• **REQUEST**
Print out the entries below with no edits.

• **EXERCISE DATA**

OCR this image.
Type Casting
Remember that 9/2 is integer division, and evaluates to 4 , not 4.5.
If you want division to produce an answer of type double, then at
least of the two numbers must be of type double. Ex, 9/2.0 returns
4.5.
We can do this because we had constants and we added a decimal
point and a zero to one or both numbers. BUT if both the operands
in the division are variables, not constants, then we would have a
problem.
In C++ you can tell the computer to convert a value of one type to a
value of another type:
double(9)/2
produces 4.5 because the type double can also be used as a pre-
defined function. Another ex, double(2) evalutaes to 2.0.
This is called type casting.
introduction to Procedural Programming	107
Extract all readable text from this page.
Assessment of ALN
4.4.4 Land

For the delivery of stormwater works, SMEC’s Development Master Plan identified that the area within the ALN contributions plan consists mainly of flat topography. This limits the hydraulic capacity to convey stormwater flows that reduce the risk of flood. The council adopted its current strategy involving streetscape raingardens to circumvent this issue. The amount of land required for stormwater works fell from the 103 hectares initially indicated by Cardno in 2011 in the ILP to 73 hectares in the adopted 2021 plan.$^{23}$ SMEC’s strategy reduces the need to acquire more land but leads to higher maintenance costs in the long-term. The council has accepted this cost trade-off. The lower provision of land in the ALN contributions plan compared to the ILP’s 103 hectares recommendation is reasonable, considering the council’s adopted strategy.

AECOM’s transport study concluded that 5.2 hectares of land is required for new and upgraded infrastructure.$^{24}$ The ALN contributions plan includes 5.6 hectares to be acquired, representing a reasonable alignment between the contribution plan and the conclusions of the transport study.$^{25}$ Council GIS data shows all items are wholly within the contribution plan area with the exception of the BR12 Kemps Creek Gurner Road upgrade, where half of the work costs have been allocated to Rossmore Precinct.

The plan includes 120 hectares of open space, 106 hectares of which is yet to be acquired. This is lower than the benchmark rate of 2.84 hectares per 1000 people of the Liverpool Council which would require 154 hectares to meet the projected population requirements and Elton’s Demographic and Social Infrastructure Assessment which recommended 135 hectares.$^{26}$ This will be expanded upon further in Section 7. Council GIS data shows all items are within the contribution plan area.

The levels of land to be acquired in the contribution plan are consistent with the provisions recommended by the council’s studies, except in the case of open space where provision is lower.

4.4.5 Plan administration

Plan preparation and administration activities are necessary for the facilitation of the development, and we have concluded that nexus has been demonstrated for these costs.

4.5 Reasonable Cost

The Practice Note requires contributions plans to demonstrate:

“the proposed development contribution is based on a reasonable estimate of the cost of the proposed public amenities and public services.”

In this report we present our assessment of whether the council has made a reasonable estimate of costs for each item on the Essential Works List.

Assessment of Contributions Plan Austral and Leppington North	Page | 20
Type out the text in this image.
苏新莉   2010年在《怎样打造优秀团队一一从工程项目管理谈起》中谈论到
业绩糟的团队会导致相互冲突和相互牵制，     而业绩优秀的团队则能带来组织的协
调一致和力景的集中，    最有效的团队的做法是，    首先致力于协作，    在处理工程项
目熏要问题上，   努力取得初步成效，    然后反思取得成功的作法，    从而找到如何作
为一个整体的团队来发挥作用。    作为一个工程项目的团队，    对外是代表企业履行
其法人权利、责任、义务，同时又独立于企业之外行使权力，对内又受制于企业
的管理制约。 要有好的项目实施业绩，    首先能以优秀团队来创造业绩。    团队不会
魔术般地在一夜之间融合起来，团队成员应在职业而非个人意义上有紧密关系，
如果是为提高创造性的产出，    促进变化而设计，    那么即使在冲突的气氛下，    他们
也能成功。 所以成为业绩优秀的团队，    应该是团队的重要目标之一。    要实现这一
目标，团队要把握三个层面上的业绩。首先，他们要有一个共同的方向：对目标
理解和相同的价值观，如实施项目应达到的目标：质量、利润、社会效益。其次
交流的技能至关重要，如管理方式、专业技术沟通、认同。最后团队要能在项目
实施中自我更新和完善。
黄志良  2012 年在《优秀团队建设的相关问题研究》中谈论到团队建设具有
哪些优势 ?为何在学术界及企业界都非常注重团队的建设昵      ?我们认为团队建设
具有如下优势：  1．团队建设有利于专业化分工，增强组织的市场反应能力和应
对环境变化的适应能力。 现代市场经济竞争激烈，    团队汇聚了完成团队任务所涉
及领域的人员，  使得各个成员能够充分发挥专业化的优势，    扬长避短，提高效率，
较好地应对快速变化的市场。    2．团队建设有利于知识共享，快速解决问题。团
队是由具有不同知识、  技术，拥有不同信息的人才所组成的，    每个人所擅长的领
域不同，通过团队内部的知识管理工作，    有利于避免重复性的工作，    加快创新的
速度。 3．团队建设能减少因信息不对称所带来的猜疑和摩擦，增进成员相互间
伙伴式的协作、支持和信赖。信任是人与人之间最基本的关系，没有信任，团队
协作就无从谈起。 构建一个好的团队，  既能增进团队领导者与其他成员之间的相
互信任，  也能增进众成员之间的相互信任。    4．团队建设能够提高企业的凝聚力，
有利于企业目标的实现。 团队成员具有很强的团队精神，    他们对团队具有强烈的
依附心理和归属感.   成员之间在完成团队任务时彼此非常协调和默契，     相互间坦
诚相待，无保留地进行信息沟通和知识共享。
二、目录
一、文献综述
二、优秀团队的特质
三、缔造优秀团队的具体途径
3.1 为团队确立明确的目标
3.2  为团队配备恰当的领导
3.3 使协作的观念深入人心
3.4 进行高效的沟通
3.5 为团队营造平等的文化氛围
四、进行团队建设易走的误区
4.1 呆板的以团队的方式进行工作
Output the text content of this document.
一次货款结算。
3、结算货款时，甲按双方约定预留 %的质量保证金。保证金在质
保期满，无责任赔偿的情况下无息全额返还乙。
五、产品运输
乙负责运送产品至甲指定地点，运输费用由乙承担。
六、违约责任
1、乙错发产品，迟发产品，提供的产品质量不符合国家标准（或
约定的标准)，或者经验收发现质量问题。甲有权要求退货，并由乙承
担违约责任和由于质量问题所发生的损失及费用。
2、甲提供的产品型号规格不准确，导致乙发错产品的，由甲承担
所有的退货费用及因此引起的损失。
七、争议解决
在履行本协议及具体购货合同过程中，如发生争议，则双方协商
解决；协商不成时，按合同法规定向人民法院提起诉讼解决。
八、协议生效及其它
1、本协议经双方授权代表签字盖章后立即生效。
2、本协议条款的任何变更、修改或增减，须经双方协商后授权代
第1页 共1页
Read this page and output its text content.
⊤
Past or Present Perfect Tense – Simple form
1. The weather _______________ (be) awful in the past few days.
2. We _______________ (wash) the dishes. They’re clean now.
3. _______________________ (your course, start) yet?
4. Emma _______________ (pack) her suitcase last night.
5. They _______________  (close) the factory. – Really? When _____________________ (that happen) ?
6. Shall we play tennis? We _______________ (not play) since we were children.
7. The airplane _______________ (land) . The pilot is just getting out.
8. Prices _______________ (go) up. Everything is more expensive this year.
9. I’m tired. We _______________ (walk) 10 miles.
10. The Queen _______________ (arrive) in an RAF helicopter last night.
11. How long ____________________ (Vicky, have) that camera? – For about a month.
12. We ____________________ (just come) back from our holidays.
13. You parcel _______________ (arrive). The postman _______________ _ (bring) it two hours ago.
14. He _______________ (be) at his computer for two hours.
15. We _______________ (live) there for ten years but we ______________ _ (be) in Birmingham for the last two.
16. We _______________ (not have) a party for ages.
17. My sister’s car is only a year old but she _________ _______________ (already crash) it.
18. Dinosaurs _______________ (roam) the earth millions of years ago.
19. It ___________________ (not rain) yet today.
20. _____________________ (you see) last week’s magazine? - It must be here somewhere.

• **OUTPUT BELOW**
OCR this image.
Type Casting
Remember that 9/2 is integer division, and evaluates to 4 , not 4.5.
If you want division to produce an answer of type double, then at
least of the two numbers must be of type double. Ex, 9/2.0 returns
4.5.
We can do this because we had constants and we added a decimal
point and a zero to one or both numbers. BUT if both the operands
in the division are variables, not constants, then we would have a
problem.
In C++ you can tell the computer to convert a value of one type to a
value of another type:
double(9)/2
produces 4.5 because the type double can also be used as a pre-
defined function. Another ex, double(2) evalutaes to 2.0.
This is called type casting.
introduction to Procedural Programming	107
Extract all readable text from this page.
Assessment of ALN
4.4.4 Land

For the delivery of stormwater works, SMEC’s Development Master Plan identified that the area within the ALN contributions plan consists mainly of flat topography. This limits the hydraulic capacity to convey stormwater flows that reduce the risk of flood. The council adopted its current strategy involving streetscape raingardens to circumvent this issue. The amount of land required for stormwater works fell from the 103 hectares initially indicated by Cardno in 2011 in the ILP to 73 hectares in the adopted 2021 plan.$^{23}$ SMEC’s strategy reduces the need to acquire more land but leads to higher maintenance costs in the long-term. The council has accepted this cost trade-off. The lower provision of land in the ALN contributions plan compared to the ILP’s 103 hectares recommendation is reasonable, considering the council’s adopted strategy.

AECOM’s transport study concluded that 5.2 hectares of land is required for new and upgraded infrastructure.$^{24}$ The ALN contributions plan includes 5.6 hectares to be acquired, representing a reasonable alignment between the contribution plan and the conclusions of the transport study.$^{25}$ Council GIS data shows all items are wholly within the contribution plan area with the exception of the BR12 Kemps Creek Gurner Road upgrade, where half of the work costs have been allocated to Rossmore Precinct.

The plan includes 120 hectares of open space, 106 hectares of which is yet to be acquired. This is lower than the benchmark rate of 2.84 hectares per 1000 people of the Liverpool Council which would require 154 hectares to meet the projected population requirements and Elton’s Demographic and Social Infrastructure Assessment which recommended 135 hectares.$^{26}$ This will be expanded upon further in Section 7. Council GIS data shows all items are within the contribution plan area.

The levels of land to be acquired in the contribution plan are consistent with the provisions recommended by the council’s studies, except in the case of open space where provision is lower.

4.4.5 Plan administration

Plan preparation and administration activities are necessary for the facilitation of the development, and we have concluded that nexus has been demonstrated for these costs.

4.5 Reasonable Cost

The Practice Note requires contributions plans to demonstrate:

“the proposed development contribution is based on a reasonable estimate of the cost of the proposed public amenities and public services.”

In this report we present our assessment of whether the council has made a reasonable estimate of costs for each item on the Essential Works List.

Assessment of Contributions Plan Austral and Leppington North	Page | 20
Type out the text in this image.
苏新莉   2010年在《怎样打造优秀团队一一从工程项目管理谈起》中谈论到
业绩糟的团队会导致相互冲突和相互牵制，     而业绩优秀的团队则能带来组织的协
调一致和力景的集中，    最有效的团队的做法是，    首先致力于协作，    在处理工程项
目熏要问题上，   努力取得初步成效，    然后反思取得成功的作法，    从而找到如何作
为一个整体的团队来发挥作用。    作为一个工程项目的团队，    对外是代表企业履行
其法人权利、责任、义务，同时又独立于企业之外行使权力，对内又受制于企业
的管理制约。 要有好的项目实施业绩，    首先能以优秀团队来创造业绩。    团队不会
魔术般地在一夜之间融合起来，团队成员应在职业而非个人意义上有紧密关系，
如果是为提高创造性的产出，    促进变化而设计，    那么即使在冲突的气氛下，    他们
也能成功。 所以成为业绩优秀的团队，    应该是团队的重要目标之一。    要实现这一
目标，团队要把握三个层面上的业绩。首先，他们要有一个共同的方向：对目标
理解和相同的价值观，如实施项目应达到的目标：质量、利润、社会效益。其次
交流的技能至关重要，如管理方式、专业技术沟通、认同。最后团队要能在项目
实施中自我更新和完善。
黄志良  2012 年在《优秀团队建设的相关问题研究》中谈论到团队建设具有
哪些优势 ?为何在学术界及企业界都非常注重团队的建设昵      ?我们认为团队建设
具有如下优势：  1．团队建设有利于专业化分工，增强组织的市场反应能力和应
对环境变化的适应能力。 现代市场经济竞争激烈，    团队汇聚了完成团队任务所涉
及领域的人员，  使得各个成员能够充分发挥专业化的优势，    扬长避短，提高效率，
较好地应对快速变化的市场。    2．团队建设有利于知识共享，快速解决问题。团
队是由具有不同知识、  技术，拥有不同信息的人才所组成的，    每个人所擅长的领
域不同，通过团队内部的知识管理工作，    有利于避免重复性的工作，    加快创新的
速度。 3．团队建设能减少因信息不对称所带来的猜疑和摩擦，增进成员相互间
伙伴式的协作、支持和信赖。信任是人与人之间最基本的关系，没有信任，团队
协作就无从谈起。 构建一个好的团队，  既能增进团队领导者与其他成员之间的相
互信任，  也能增进众成员之间的相互信任。    4．团队建设能够提高企业的凝聚力，
有利于企业目标的实现。 团队成员具有很强的团队精神，    他们对团队具有强烈的
依附心理和归属感.   成员之间在完成团队任务时彼此非常协调和默契，     相互间坦
诚相待，无保留地进行信息沟通和知识共享。
二、目录
一、文献综述
二、优秀团队的特质
三、缔造优秀团队的具体途径
3.1 为团队确立明确的目标
3.2  为团队配备恰当的领导
3.3 使协作的观念深入人心
3.4 进行高效的沟通
3.5 为团队营造平等的文化氛围
四、进行团队建设易走的误区
4.1 呆板的以团队的方式进行工作
Output the text content of this document.
一次货款结算。
3、结算货款时，甲按双方约定预留 %的质量保证金。保证金在质
保期满，无责任赔偿的情况下无息全额返还乙。
五、产品运输
乙负责运送产品至甲指定地点，运输费用由乙承担。
六、违约责任
1、乙错发产品，迟发产品，提供的产品质量不符合国家标准（或
约定的标准)，或者经验收发现质量问题。甲有权要求退货，并由乙承
担违约责任和由于质量问题所发生的损失及费用。
2、甲提供的产品型号规格不准确，导致乙发错产品的，由甲承担
所有的退货费用及因此引起的损失。
七、争议解决
在履行本协议及具体购货合同过程中，如发生争议，则双方协商
解决；协商不成时，按合同法规定向人民法院提起诉讼解决。
八、协议生效及其它
1、本协议经双方授权代表签字盖章后立即生效。
2、本协议条款的任何变更、修改或增减，须经双方协商后授权代
第1页 共1页
Read this page and output its text content.
⊤
Past or Present Perfect Tense – Simple form
1. The weather _______________ (be) awful in the past few days.
2. We _______________ (wash) the dishes. They’re clean now.
3. _______________________ (your course, start) yet?
4. Emma _______________ (pack) her suitcase last night.
5. They _______________  (close) the factory. – Really? When _____________________ (that happen) ?
6. Shall we play tennis? We _______________ (not play) since we were children.
7. The airplane _______________ (land) . The pilot is just getting out.
8. Prices _______________ (go) up. Everything is more expensive this year.
9. I’m tired. We _______________ (walk) 10 miles.
10. The Queen _______________ (arrive) in an RAF helicopter last night.
11. How long ____________________ (Vicky, have) that camera? – For about a month.
12. We ____________________ (just come) back from our holidays.
13. You parcel _______________ (arrive). The postman _______________ _ (bring) it two hours ago.
14. He _______________ (be) at his computer for two hours.
15. We _______________ (live) there for ten years but we ______________ _ (be) in Birmingham for the last two.
16. We _______________ (not have) a party for ages.
17. My sister’s car is only a year old but she _________ _______________ (already crash) it.
18. Dinosaurs _______________ (roam) the earth millions of years ago.
19. It ___________________ (not rain) yet today.
20. _____________________ (you see) last week’s magazine? - It must be here somewhere.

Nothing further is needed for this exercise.